**Exercise materials:**
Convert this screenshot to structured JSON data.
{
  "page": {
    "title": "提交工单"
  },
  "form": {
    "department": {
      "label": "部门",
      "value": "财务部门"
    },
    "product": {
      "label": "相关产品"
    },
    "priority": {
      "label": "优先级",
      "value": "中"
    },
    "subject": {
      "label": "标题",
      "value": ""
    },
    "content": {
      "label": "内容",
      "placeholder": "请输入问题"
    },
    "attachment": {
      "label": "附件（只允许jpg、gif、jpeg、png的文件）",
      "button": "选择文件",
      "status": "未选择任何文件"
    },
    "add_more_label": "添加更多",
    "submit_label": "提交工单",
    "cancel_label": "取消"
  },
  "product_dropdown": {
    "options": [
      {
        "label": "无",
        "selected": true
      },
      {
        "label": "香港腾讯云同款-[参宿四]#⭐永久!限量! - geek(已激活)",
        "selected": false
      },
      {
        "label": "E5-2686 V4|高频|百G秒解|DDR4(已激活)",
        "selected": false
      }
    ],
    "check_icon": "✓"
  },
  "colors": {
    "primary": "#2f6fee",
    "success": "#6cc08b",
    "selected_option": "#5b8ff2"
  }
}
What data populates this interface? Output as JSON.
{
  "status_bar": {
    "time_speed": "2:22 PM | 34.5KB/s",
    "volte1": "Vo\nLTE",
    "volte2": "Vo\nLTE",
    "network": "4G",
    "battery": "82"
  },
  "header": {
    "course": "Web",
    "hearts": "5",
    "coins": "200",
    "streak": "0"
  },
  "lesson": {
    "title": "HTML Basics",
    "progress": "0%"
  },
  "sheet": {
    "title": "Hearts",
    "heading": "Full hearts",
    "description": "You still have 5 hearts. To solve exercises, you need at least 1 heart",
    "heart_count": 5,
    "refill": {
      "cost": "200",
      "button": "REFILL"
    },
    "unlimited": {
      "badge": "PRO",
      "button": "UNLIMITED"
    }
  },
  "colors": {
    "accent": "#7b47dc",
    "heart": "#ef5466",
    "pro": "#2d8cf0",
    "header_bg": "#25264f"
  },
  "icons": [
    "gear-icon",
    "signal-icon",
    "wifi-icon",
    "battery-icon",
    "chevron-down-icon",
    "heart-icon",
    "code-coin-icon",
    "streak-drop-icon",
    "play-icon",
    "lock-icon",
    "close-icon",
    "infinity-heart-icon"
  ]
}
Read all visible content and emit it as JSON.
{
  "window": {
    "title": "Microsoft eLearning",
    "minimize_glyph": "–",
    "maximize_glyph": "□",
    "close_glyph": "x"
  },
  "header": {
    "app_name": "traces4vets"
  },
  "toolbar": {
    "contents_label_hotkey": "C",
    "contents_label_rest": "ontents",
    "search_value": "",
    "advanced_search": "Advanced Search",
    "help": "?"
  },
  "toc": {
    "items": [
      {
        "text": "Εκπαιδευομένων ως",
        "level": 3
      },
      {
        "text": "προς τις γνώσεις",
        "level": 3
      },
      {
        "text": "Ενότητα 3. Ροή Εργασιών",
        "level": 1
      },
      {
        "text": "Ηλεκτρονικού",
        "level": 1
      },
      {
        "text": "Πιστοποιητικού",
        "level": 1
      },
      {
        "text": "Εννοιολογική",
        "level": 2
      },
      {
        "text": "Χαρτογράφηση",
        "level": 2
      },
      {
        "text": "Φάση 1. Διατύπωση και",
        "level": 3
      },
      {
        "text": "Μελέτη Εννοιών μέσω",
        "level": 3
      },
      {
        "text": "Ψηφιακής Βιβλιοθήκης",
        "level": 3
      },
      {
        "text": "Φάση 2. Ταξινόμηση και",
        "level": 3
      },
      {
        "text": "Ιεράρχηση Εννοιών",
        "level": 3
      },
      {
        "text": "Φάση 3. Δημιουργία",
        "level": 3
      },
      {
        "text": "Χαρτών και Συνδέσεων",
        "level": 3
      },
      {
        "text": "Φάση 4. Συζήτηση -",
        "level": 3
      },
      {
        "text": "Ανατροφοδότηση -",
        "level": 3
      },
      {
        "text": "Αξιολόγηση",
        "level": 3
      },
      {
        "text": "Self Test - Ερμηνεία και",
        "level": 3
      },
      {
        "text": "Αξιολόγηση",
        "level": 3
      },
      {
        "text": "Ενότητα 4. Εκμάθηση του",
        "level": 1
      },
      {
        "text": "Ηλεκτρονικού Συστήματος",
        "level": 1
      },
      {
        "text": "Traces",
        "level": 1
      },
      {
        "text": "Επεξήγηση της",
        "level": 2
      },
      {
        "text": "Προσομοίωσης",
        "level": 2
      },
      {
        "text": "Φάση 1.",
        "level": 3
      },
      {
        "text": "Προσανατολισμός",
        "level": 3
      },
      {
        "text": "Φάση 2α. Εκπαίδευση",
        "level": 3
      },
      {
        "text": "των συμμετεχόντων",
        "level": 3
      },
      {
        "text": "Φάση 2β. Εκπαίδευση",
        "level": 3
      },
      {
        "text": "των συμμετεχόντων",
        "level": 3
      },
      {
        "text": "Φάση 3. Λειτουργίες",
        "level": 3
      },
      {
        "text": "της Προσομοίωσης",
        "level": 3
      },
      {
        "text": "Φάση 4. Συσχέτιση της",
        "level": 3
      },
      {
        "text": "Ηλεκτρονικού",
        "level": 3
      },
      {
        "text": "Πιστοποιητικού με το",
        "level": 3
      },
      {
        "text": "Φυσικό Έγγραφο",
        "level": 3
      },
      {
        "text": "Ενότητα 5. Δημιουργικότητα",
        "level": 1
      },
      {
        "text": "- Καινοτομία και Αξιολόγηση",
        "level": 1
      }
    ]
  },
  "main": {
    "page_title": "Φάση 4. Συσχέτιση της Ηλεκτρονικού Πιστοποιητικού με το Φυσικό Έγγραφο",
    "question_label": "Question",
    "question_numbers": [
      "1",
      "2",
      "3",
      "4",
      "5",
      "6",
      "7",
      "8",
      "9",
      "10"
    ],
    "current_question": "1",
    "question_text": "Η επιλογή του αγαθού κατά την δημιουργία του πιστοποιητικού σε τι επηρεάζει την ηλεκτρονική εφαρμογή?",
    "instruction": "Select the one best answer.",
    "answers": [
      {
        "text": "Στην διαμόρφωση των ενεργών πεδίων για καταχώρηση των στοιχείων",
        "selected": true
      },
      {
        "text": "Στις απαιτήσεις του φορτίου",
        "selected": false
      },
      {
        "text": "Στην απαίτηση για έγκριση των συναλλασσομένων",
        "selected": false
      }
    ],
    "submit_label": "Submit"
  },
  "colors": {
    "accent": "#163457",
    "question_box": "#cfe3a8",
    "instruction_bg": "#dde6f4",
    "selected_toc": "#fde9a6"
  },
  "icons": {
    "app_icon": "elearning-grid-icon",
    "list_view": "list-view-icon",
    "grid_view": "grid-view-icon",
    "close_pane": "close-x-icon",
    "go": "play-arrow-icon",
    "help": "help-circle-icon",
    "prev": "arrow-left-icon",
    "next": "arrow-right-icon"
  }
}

**Request:**
Each record above should be repeated exactly as it appears.

**Complete response:**
Convert this screenshot to structured JSON data.
{
  "page": {
    "title": "提交工单"
  },
  "form": {
    "department": {
      "label": "部门",
      "value": "财务部门"
    },
    "product": {
      "label": "相关产品"
    },
    "priority": {
      "label": "优先级",
      "value": "中"
    },
    "subject": {
      "label": "标题",
      "value": ""
    },
    "content": {
      "label": "内容",
      "placeholder": "请输入问题"
    },
    "attachment": {
      "label": "附件（只允许jpg、gif、jpeg、png的文件）",
      "button": "选择文件",
      "status": "未选择任何文件"
    },
    "add_more_label": "添加更多",
    "submit_label": "提交工单",
    "cancel_label": "取消"
  },
  "product_dropdown": {
    "options": [
      {
        "label": "无",
        "selected": true
      },
      {
        "label": "香港腾讯云同款-[参宿四]#⭐永久!限量! - geek(已激活)",
        "selected": false
      },
      {
        "label": "E5-2686 V4|高频|百G秒解|DDR4(已激活)",
        "selected": false
      }
    ],
    "check_icon": "✓"
  },
  "colors": {
    "primary": "#2f6fee",
    "success": "#6cc08b",
    "selected_option": "#5b8ff2"
  }
}
What data populates this interface? Output as JSON.
{
  "status_bar": {
    "time_speed": "2:22 PM | 34.5KB/s",
    "volte1": "Vo\nLTE",
    "volte2": "Vo\nLTE",
    "network": "4G",
    "battery": "82"
  },
  "header": {
    "course": "Web",
    "hearts": "5",
    "coins": "200",
    "streak": "0"
  },
  "lesson": {
    "title": "HTML Basics",
    "progress": "0%"
  },
  "sheet": {
    "title": "Hearts",
    "heading": "Full hearts",
    "description": "You still have 5 hearts. To solve exercises, you need at least 1 heart",
    "heart_count": 5,
    "refill": {
      "cost": "200",
      "button": "REFILL"
    },
    "unlimited": {
      "badge": "PRO",
      "button": "UNLIMITED"
    }
  },
  "colors": {
    "accent": "#7b47dc",
    "heart": "#ef5466",
    "pro": "#2d8cf0",
    "header_bg": "#25264f"
  },
  "icons": [
    "gear-icon",
    "signal-icon",
    "wifi-icon",
    "battery-icon",
    "chevron-down-icon",
    "heart-icon",
    "code-coin-icon",
    "streak-drop-icon",
    "play-icon",
    "lock-icon",
    "close-icon",
    "infinity-heart-icon"
  ]
}
Read all visible content and emit it as JSON.
{
  "window": {
    "title": "Microsoft eLearning",
    "minimize_glyph": "–",
    "maximize_glyph": "□",
    "close_glyph": "x"
  },
  "header": {
    "app_name": "traces4vets"
  },
  "toolbar": {
    "contents_label_hotkey": "C",
    "contents_label_rest": "ontents",
    "search_value": "",
    "advanced_search": "Advanced Search",
    "help": "?"
  },
  "toc": {
    "items": [
      {
        "text": "Εκπαιδευομένων ως",
        "level": 3
      },
      {
        "text": "προς τις γνώσεις",
        "level": 3
      },
      {
        "text": "Ενότητα 3. Ροή Εργασιών",
        "level": 1
      },
      {
        "text": "Ηλεκτρονικού",
        "level": 1
      },
      {
        "text": "Πιστοποιητικού",
        "level": 1
      },
      {
        "text": "Εννοιολογική",
        "level": 2
      },
      {
        "text": "Χαρτογράφηση",
        "level": 2
      },
      {
        "text": "Φάση 1. Διατύπωση και",
        "level": 3
      },
      {
        "text": "Μελέτη Εννοιών μέσω",
        "level": 3
      },
      {
        "text": "Ψηφιακής Βιβλιοθήκης",
        "level": 3
      },
      {
        "text": "Φάση 2. Ταξινόμηση και",
        "level": 3
      },
      {
        "text": "Ιεράρχηση Εννοιών",
        "level": 3
      },
      {
        "text": "Φάση 3. Δημιουργία",
        "level": 3
      },
      {
        "text": "Χαρτών και Συνδέσεων",
        "level": 3
      },
      {
        "text": "Φάση 4. Συζήτηση -",
        "level": 3
      },
      {
        "text": "Ανατροφοδότηση -",
        "level": 3
      },
      {
        "text": "Αξιολόγηση",
        "level": 3
      },
      {
        "text": "Self Test - Ερμηνεία και",
        "level": 3
      },
      {
        "text": "Αξιολόγηση",
        "level": 3
      },
      {
        "text": "Ενότητα 4. Εκμάθηση του",
        "level": 1
      },
      {
        "text": "Ηλεκτρονικού Συστήματος",
        "level": 1
      },
      {
        "text": "Traces",
        "level": 1
      },
      {
        "text": "Επεξήγηση της",
        "level": 2
      },
      {
        "text": "Προσομοίωσης",
        "level": 2
      },
      {
        "text": "Φάση 1.",
        "level": 3
      },
      {
        "text": "Προσανατολισμός",
        "level": 3
      },
      {
        "text": "Φάση 2α. Εκπαίδευση",
        "level": 3
      },
      {
        "text": "των συμμετεχόντων",
        "level": 3
      },
      {
        "text": "Φάση 2β. Εκπαίδευση",
        "level": 3
      },
      {
        "text": "των συμμετεχόντων",
        "level": 3
      },
      {
        "text": "Φάση 3. Λειτουργίες",
        "level": 3
      },
      {
        "text": "της Προσομοίωσης",
        "level": 3
      },
      {
        "text": "Φάση 4. Συσχέτιση της",
        "level": 3
      },
      {
        "text": "Ηλεκτρονικού",
        "level": 3
      },
      {
        "text": "Πιστοποιητικού με το",
        "level": 3
      },
      {
        "text": "Φυσικό Έγγραφο",
        "level": 3
      },
      {
        "text": "Ενότητα 5. Δημιουργικότητα",
        "level": 1
      },
      {
        "text": "- Καινοτομία και Αξιολόγηση",
        "level": 1
      }
    ]
  },
  "main": {
    "page_title": "Φάση 4. Συσχέτιση της Ηλεκτρονικού Πιστοποιητικού με το Φυσικό Έγγραφο",
    "question_label": "Question",
    "question_numbers": [
      "1",
      "2",
      "3",
      "4",
      "5",
      "6",
      "7",
      "8",
      "9",
      "10"
    ],
    "current_question": "1",
    "question_text": "Η επιλογή του αγαθού κατά την δημιουργία του πιστοποιητικού σε τι επηρεάζει την ηλεκτρονική εφαρμογή?",
    "instruction": "Select the one best answer.",
    "answers": [
      {
        "text": "Στην διαμόρφωση των ενεργών πεδίων για καταχώρηση των στοιχείων",
        "selected": true
      },
      {
        "text": "Στις απαιτήσεις του φορτίου",
        "selected": false
      },
      {
        "text": "Στην απαίτηση για έγκριση των συναλλασσομένων",
        "selected": false
      }
    ],
    "submit_label": "Submit"
  },
  "colors": {
    "accent": "#163457",
    "question_box": "#cfe3a8",
    "instruction_bg": "#dde6f4",
    "selected_toc": "#fde9a6"
  },
  "icons": {
    "app_icon": "elearning-grid-icon",
    "list_view": "list-view-icon",
    "grid_view": "grid-view-icon",
    "close_pane": "close-x-icon",
    "go": "play-arrow-icon",
    "help": "help-circle-icon",
    "prev": "arrow-left-icon",
    "next": "arrow-right-icon"
  }
}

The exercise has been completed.